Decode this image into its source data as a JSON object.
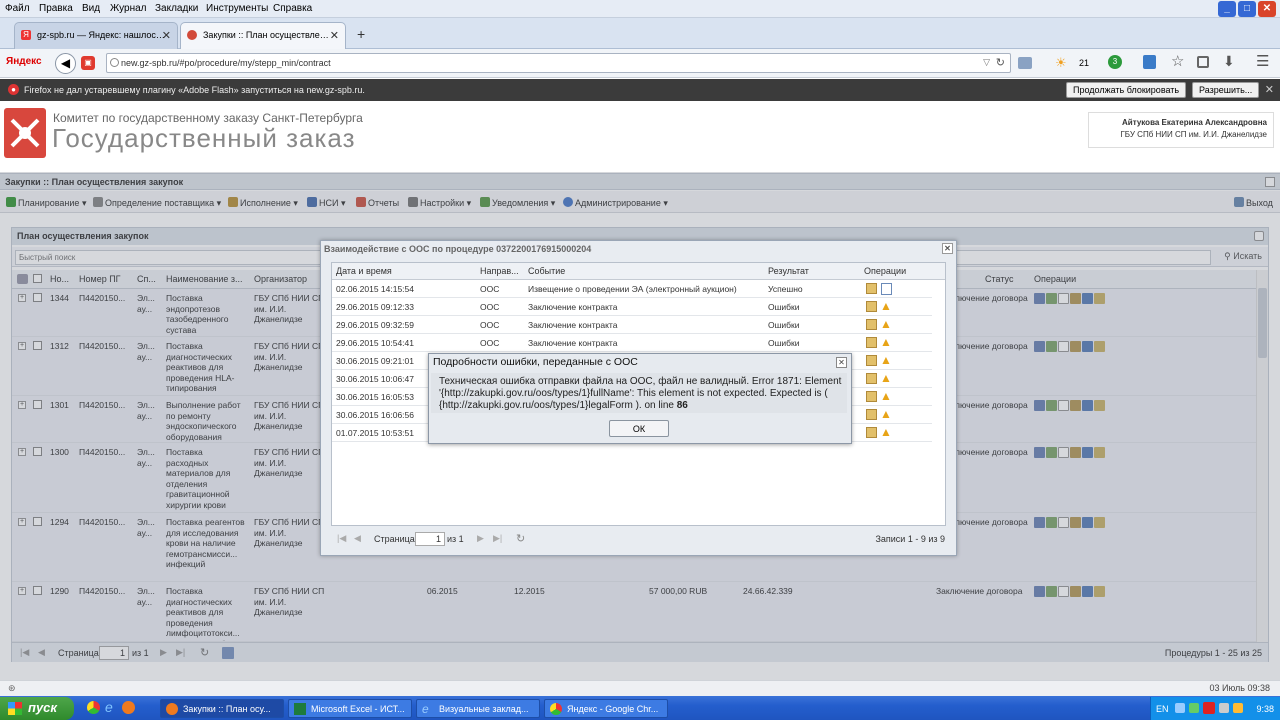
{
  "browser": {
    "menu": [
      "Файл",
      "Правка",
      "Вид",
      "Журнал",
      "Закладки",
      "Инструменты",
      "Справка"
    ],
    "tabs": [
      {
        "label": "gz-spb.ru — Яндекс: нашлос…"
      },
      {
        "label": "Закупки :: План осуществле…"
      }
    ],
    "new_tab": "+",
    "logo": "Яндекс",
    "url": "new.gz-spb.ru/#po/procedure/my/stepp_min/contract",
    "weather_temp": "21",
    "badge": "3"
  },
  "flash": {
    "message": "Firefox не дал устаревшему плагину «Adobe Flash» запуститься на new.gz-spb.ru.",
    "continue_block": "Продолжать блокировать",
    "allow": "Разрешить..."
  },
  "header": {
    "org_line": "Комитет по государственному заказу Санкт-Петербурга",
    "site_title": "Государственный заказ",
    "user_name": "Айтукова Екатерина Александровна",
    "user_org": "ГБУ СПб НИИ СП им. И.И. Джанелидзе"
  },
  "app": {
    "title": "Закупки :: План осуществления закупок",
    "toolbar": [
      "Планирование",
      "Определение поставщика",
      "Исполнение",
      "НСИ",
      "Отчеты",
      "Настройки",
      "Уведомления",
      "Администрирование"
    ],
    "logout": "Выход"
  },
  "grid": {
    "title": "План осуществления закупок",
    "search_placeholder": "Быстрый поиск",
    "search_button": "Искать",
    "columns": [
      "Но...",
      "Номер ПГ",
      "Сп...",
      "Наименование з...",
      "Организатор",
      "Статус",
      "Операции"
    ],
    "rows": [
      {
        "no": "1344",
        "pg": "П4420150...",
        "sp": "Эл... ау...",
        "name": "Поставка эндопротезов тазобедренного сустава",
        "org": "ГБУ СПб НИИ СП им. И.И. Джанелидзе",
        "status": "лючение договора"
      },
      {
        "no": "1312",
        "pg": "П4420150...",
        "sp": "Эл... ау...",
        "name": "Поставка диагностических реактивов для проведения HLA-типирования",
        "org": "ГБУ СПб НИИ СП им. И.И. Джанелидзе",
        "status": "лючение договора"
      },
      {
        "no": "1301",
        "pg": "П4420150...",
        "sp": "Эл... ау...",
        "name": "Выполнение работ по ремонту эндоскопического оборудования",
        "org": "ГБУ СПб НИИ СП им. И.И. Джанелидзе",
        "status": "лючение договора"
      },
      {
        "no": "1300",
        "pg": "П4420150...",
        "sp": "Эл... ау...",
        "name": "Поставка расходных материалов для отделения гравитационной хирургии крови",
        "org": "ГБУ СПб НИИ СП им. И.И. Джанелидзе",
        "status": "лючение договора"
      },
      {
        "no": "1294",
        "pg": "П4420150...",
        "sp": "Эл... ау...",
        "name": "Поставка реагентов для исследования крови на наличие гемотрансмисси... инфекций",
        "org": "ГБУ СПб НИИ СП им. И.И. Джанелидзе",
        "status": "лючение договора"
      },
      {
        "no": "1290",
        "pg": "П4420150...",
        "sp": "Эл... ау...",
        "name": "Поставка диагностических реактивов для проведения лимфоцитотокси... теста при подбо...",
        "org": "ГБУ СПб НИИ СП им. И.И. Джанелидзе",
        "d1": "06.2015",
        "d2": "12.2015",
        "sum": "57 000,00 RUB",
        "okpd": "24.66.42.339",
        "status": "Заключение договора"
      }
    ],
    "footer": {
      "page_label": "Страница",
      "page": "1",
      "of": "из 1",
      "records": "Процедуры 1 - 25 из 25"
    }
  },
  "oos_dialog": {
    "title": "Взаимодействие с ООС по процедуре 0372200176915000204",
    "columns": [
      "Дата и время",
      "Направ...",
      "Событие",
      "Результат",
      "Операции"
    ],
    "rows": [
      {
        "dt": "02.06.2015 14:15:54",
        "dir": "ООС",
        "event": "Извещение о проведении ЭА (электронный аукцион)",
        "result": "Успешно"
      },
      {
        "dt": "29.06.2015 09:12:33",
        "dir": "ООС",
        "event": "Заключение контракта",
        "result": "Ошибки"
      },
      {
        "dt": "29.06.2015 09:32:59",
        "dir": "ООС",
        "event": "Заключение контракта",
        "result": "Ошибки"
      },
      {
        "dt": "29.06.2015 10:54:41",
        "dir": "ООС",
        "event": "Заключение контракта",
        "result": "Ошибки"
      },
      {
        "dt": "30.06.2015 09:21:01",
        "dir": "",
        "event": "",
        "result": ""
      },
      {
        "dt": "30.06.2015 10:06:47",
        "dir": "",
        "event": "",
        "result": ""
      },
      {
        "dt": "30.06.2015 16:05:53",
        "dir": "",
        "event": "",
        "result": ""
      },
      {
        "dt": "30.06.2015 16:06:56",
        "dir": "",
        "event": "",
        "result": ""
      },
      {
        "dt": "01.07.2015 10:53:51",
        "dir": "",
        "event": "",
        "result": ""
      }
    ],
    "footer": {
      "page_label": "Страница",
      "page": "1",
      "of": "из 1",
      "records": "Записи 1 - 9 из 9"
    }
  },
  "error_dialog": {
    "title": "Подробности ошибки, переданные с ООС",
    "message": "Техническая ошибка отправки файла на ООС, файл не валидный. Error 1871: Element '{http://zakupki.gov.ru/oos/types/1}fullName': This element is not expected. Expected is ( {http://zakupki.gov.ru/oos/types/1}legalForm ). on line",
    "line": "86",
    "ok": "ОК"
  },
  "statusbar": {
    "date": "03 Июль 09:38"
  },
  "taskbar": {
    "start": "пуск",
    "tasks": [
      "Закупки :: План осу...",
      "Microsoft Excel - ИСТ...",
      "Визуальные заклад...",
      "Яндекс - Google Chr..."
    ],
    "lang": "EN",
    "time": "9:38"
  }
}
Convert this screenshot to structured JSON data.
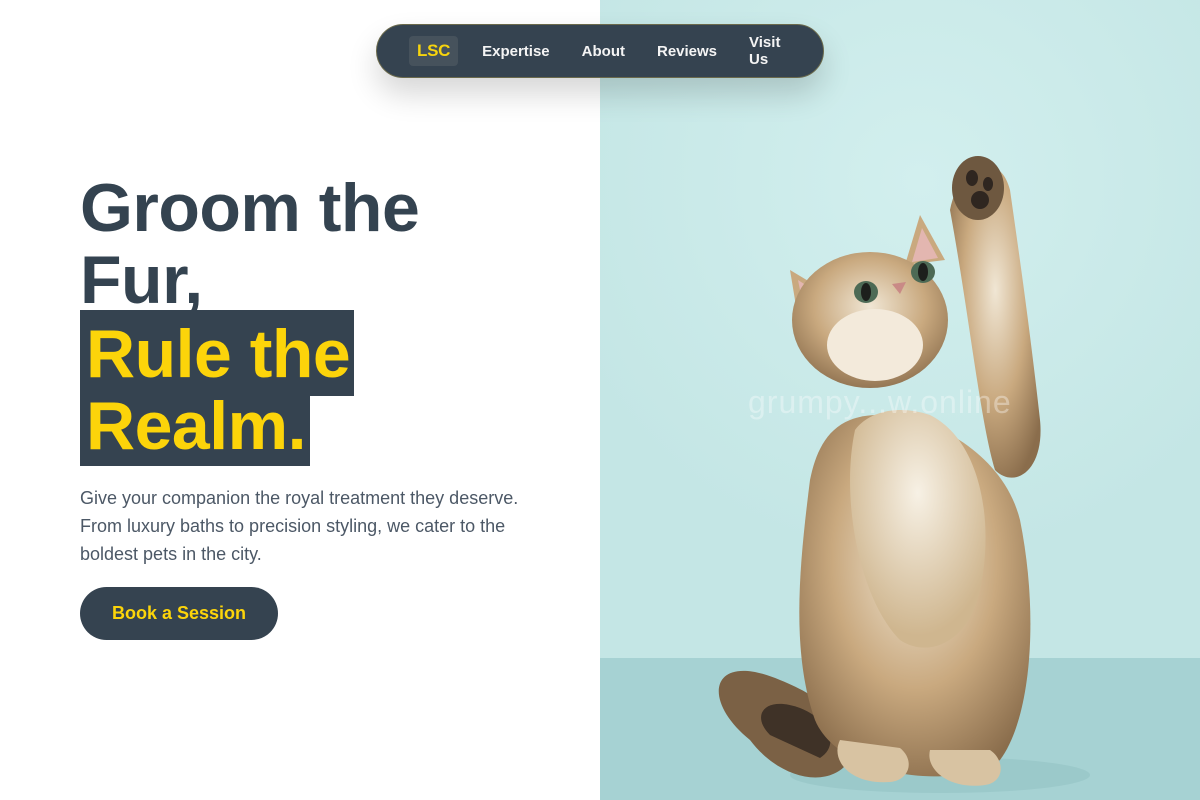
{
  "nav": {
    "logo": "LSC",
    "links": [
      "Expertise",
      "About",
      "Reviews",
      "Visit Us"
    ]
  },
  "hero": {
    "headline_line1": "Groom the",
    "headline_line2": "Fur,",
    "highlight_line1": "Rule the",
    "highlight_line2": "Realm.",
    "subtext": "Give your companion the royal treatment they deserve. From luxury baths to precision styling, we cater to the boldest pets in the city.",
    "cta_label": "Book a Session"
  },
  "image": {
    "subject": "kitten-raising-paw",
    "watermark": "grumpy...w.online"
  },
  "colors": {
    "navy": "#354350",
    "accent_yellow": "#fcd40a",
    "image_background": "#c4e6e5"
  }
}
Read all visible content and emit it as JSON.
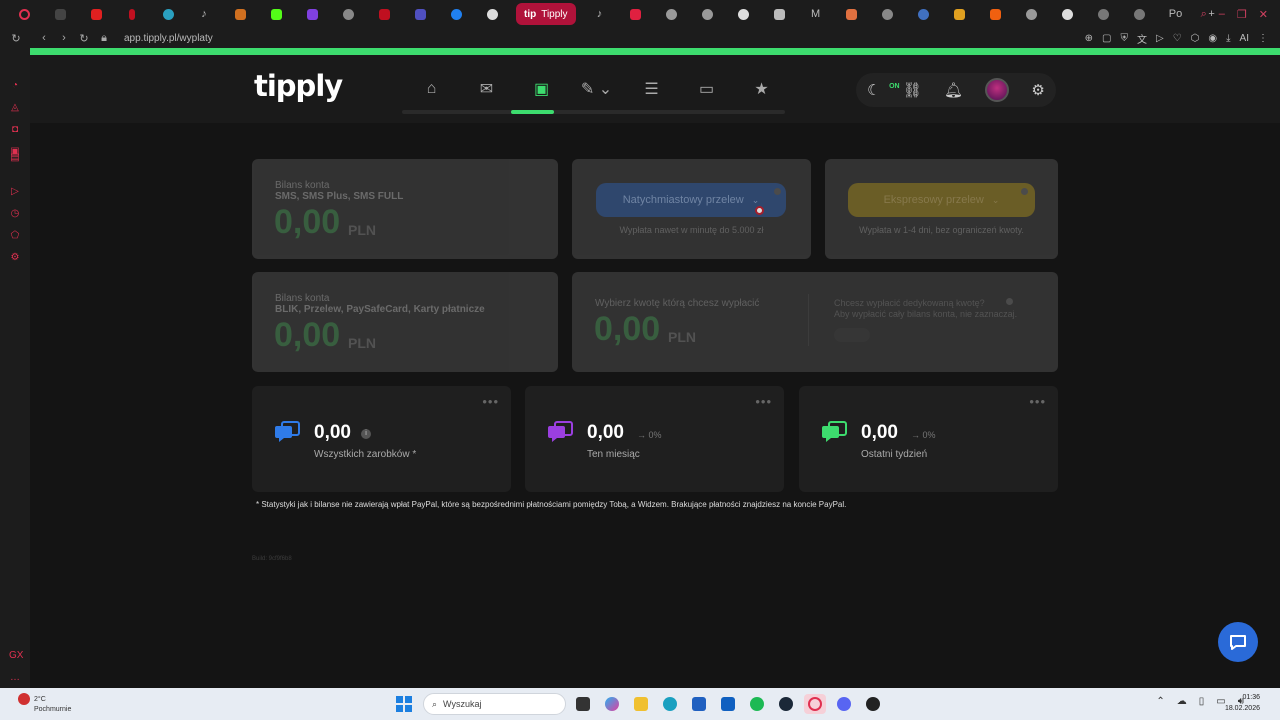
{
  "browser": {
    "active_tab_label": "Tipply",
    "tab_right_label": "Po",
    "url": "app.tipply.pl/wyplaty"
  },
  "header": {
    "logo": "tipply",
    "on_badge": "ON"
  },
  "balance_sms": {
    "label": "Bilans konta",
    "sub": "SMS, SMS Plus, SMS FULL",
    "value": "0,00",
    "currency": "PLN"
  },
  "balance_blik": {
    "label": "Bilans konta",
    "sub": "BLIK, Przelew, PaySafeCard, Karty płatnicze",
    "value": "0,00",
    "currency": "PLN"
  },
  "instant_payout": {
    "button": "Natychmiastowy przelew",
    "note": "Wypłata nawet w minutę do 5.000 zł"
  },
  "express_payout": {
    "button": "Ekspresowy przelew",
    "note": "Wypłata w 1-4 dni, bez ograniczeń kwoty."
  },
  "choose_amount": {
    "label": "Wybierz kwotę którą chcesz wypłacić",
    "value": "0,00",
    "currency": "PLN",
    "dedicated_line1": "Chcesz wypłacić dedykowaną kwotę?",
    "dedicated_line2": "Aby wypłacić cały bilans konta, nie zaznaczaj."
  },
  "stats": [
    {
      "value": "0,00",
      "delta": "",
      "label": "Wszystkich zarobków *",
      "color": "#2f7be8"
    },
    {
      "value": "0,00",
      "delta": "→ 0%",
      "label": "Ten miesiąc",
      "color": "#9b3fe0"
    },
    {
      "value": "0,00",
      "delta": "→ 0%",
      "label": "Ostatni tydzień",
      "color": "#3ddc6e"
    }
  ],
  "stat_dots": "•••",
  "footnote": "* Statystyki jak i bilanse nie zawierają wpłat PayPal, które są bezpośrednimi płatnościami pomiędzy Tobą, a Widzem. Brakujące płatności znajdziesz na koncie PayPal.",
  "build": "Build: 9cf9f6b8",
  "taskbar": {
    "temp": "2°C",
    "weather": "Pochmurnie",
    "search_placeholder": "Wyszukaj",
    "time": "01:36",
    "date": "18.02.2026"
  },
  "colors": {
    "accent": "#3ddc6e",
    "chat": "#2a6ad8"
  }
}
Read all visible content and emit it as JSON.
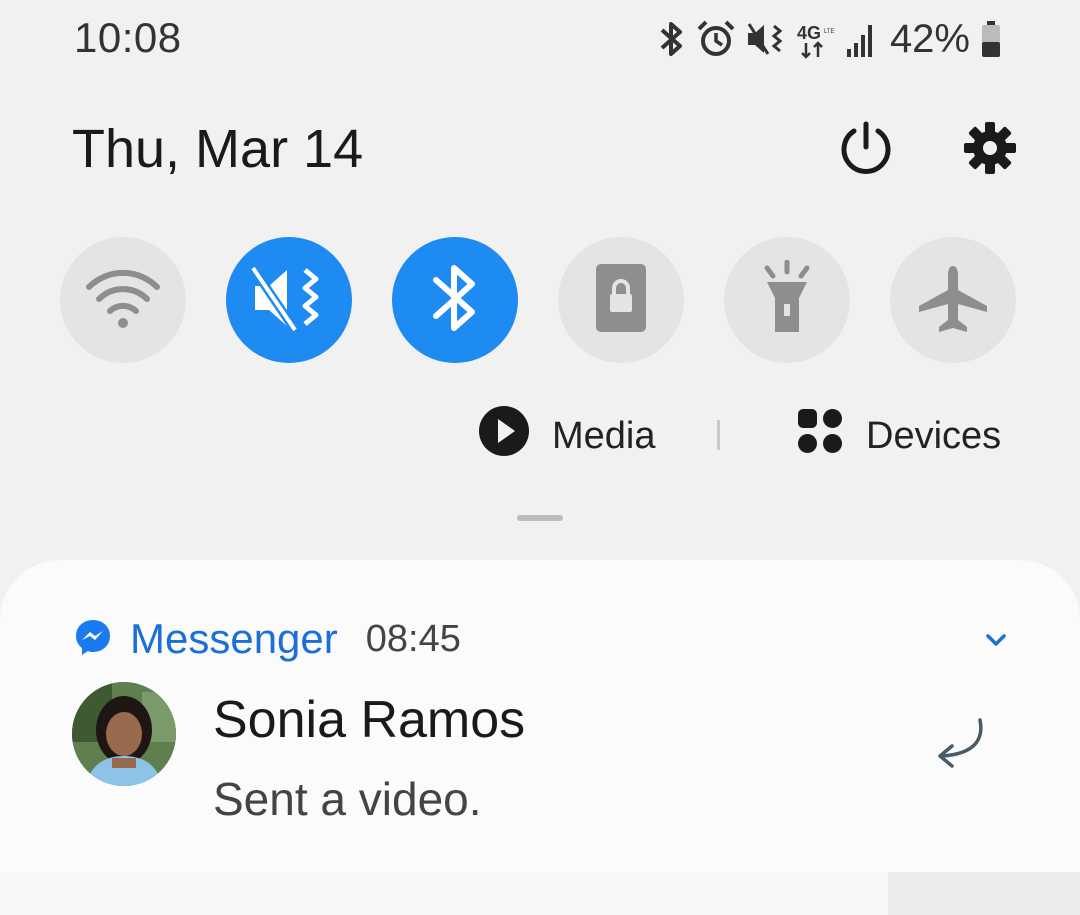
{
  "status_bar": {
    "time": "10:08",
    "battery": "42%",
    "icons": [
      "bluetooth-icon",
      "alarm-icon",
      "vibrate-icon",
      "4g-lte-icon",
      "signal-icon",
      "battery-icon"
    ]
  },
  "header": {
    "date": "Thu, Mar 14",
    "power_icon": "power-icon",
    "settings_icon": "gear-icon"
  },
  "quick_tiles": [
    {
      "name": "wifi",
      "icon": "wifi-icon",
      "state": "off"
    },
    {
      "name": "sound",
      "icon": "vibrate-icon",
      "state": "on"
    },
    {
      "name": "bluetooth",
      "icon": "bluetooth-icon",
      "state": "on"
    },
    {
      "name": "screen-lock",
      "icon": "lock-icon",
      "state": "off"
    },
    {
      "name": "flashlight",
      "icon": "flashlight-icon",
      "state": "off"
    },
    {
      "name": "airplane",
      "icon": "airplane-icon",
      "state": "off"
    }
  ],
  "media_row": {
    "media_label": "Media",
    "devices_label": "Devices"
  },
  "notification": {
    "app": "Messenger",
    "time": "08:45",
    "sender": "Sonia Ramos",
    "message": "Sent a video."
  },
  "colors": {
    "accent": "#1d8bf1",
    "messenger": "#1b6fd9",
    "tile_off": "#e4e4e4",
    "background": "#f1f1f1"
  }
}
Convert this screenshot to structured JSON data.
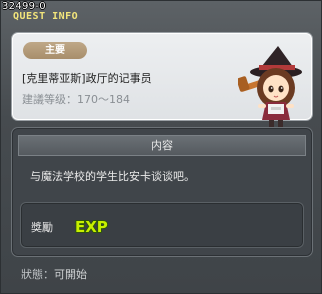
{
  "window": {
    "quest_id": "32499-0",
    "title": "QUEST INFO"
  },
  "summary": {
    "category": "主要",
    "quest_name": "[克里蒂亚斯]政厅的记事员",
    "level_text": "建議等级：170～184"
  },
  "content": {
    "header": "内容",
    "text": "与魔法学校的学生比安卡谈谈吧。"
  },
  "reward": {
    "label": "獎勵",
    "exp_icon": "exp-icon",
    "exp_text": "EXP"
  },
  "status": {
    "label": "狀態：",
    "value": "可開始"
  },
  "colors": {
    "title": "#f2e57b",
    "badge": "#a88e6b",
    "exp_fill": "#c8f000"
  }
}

* Work instructions
Look through the listing above and count the lines where the string "date" appears. Report the number only.

* The response
3